- Records shown -
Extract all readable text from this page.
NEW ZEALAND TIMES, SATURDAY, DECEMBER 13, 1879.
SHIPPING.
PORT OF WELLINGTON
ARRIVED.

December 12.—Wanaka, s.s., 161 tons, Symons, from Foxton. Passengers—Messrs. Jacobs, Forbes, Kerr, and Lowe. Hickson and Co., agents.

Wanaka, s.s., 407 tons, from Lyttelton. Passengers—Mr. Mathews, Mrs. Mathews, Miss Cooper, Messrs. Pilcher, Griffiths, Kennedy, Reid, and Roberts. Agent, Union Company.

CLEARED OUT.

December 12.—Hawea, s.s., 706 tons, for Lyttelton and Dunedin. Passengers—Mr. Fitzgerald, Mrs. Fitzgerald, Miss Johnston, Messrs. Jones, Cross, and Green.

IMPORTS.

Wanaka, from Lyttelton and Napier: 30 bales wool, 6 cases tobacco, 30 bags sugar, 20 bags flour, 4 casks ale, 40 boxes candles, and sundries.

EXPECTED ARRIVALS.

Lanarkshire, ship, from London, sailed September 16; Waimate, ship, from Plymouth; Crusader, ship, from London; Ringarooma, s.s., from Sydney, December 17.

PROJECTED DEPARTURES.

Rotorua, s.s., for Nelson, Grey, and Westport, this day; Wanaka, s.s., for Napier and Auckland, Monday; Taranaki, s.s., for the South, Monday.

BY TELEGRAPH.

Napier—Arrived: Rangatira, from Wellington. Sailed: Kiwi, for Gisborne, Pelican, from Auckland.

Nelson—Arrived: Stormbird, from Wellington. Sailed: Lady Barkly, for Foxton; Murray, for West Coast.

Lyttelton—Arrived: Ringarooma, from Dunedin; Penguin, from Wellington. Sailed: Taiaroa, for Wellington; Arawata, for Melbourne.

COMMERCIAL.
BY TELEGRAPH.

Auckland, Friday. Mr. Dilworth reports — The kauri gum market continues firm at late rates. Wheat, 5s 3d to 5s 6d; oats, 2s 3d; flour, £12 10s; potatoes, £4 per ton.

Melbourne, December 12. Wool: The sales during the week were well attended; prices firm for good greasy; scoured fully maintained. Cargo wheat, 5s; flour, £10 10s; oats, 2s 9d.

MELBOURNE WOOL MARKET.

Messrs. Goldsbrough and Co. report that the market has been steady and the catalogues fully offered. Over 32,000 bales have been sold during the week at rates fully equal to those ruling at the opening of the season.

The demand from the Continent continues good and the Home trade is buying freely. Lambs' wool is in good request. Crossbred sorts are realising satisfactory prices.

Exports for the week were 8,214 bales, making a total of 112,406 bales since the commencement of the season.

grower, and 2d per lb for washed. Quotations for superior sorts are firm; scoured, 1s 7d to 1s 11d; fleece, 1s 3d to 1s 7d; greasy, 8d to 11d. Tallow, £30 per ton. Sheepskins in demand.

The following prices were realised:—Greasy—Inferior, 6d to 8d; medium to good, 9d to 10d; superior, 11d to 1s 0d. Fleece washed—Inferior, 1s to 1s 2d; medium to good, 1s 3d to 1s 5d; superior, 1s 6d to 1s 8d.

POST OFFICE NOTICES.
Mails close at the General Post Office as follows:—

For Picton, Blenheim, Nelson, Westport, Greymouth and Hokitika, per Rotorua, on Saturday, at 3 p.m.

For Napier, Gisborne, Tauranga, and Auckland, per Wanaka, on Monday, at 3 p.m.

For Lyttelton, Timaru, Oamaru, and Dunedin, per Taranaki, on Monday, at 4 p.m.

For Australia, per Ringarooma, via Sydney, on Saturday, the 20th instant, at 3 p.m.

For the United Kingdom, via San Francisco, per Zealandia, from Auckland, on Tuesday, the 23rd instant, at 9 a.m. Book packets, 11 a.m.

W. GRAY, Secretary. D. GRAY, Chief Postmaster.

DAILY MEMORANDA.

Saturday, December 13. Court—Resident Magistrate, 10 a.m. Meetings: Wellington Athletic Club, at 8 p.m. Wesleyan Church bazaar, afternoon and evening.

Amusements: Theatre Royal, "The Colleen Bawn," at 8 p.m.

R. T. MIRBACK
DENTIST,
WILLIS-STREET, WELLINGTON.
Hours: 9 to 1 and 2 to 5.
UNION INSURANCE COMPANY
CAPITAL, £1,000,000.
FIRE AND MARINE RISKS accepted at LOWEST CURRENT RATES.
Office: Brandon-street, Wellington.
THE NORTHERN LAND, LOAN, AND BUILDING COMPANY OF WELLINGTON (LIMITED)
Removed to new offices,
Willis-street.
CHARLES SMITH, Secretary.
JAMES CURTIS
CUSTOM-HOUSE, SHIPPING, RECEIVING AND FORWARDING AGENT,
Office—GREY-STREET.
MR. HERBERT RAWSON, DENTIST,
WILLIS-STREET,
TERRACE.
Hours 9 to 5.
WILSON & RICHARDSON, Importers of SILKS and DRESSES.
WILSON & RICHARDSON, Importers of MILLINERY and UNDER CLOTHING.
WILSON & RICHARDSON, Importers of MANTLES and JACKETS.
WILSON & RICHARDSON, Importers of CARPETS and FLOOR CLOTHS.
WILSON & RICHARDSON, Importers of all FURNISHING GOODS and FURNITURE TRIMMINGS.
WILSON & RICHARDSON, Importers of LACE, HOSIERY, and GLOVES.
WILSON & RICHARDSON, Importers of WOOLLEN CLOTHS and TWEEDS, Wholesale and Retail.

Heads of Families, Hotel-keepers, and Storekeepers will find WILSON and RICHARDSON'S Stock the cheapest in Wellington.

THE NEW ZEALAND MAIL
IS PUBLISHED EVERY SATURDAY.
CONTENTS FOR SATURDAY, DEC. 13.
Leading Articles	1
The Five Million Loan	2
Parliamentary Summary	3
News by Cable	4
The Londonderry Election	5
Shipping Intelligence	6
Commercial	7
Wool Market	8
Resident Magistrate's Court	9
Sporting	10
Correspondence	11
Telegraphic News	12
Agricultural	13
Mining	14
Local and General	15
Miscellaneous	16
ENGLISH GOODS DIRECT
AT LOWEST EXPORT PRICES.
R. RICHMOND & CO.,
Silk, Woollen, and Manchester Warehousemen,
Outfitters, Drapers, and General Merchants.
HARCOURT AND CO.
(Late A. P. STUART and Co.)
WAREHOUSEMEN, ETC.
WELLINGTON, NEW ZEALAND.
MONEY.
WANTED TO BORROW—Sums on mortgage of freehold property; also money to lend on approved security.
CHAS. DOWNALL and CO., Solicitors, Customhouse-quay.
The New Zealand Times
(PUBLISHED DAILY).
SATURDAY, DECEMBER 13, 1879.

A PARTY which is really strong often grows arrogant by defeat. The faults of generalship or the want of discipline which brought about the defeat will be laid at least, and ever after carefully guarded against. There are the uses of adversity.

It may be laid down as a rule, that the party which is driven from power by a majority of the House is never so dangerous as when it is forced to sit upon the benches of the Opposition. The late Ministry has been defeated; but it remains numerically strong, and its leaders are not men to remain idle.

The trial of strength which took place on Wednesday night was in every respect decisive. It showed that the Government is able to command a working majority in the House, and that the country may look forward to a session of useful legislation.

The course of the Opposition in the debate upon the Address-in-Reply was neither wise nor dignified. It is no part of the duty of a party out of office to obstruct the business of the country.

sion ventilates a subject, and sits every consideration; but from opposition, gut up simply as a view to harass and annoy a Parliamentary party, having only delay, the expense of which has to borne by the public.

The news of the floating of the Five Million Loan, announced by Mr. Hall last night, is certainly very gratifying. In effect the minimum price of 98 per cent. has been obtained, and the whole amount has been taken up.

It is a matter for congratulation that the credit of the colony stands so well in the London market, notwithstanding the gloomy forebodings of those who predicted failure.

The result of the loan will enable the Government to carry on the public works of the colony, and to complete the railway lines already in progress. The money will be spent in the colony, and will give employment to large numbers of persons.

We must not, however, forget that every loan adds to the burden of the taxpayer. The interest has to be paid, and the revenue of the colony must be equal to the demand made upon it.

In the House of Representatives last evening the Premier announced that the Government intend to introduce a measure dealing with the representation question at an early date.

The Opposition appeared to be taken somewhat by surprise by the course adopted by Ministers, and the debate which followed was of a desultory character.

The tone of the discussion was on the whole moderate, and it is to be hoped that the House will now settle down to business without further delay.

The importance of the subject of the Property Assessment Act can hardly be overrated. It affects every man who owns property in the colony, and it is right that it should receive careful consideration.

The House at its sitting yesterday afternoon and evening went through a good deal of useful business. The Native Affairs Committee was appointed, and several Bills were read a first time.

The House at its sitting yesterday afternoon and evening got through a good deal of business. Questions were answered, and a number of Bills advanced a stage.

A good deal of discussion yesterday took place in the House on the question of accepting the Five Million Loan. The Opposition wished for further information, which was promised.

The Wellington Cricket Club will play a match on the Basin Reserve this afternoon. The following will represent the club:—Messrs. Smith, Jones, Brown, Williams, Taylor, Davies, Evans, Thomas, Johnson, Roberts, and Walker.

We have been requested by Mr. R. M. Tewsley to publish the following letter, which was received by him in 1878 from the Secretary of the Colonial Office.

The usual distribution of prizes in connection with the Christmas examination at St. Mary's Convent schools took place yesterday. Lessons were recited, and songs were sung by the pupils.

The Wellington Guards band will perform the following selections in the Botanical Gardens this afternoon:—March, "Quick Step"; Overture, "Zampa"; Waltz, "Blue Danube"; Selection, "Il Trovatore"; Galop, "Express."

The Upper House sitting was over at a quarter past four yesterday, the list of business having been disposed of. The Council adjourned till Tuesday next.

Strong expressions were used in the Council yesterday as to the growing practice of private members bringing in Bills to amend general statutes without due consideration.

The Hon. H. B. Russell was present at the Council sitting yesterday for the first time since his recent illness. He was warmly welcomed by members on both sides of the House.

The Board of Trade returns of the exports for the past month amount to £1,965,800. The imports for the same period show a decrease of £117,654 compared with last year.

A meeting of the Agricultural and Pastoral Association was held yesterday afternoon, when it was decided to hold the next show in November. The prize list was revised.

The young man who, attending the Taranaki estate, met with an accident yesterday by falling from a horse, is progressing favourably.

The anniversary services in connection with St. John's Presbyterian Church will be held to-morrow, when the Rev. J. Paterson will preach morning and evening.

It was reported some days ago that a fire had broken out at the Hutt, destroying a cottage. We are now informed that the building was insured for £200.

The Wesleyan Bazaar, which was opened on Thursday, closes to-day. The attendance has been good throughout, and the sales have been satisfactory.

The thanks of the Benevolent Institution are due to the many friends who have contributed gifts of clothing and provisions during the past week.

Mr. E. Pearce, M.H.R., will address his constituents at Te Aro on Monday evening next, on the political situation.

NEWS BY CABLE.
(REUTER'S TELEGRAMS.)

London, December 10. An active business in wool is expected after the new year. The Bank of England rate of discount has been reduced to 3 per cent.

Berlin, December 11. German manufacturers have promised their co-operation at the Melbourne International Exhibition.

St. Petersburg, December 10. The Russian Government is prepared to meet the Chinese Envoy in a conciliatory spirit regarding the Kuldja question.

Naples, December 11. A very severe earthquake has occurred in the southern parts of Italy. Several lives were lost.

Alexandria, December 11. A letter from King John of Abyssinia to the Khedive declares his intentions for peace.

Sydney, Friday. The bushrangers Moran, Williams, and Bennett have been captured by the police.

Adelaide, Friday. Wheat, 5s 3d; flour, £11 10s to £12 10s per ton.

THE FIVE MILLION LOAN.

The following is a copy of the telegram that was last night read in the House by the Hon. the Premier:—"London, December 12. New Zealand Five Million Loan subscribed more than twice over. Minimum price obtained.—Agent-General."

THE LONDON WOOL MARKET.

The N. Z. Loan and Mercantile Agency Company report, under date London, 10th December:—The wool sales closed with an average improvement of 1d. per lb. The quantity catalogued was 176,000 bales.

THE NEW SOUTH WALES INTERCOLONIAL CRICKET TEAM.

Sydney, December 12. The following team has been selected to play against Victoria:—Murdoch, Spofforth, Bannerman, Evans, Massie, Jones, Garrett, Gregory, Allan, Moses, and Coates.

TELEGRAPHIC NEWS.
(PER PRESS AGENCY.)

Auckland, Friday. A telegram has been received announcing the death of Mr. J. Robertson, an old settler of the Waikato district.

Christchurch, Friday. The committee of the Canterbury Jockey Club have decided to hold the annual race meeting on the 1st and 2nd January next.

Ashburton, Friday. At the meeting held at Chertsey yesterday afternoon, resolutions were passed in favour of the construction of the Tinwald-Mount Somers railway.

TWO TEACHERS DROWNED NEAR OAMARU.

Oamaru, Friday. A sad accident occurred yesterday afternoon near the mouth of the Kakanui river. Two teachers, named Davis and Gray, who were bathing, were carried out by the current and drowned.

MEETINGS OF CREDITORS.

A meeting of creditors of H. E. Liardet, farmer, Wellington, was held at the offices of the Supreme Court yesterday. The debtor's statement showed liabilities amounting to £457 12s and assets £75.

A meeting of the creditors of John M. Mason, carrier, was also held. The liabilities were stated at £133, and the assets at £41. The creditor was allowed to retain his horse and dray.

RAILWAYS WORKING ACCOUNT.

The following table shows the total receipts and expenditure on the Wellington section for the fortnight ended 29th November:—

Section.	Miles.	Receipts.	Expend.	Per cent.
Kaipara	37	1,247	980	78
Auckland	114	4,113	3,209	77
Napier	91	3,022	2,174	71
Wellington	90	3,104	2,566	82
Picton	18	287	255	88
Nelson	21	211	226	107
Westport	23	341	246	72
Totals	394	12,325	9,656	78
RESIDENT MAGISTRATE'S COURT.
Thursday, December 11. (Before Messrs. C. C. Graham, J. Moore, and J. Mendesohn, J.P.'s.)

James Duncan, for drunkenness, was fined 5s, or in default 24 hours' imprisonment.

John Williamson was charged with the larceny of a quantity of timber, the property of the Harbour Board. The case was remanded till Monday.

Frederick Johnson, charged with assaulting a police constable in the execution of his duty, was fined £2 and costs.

- Brief -
Only the number is wanted: how many lines in the entries above contain the string "taken"?

- Solution to the problem -
2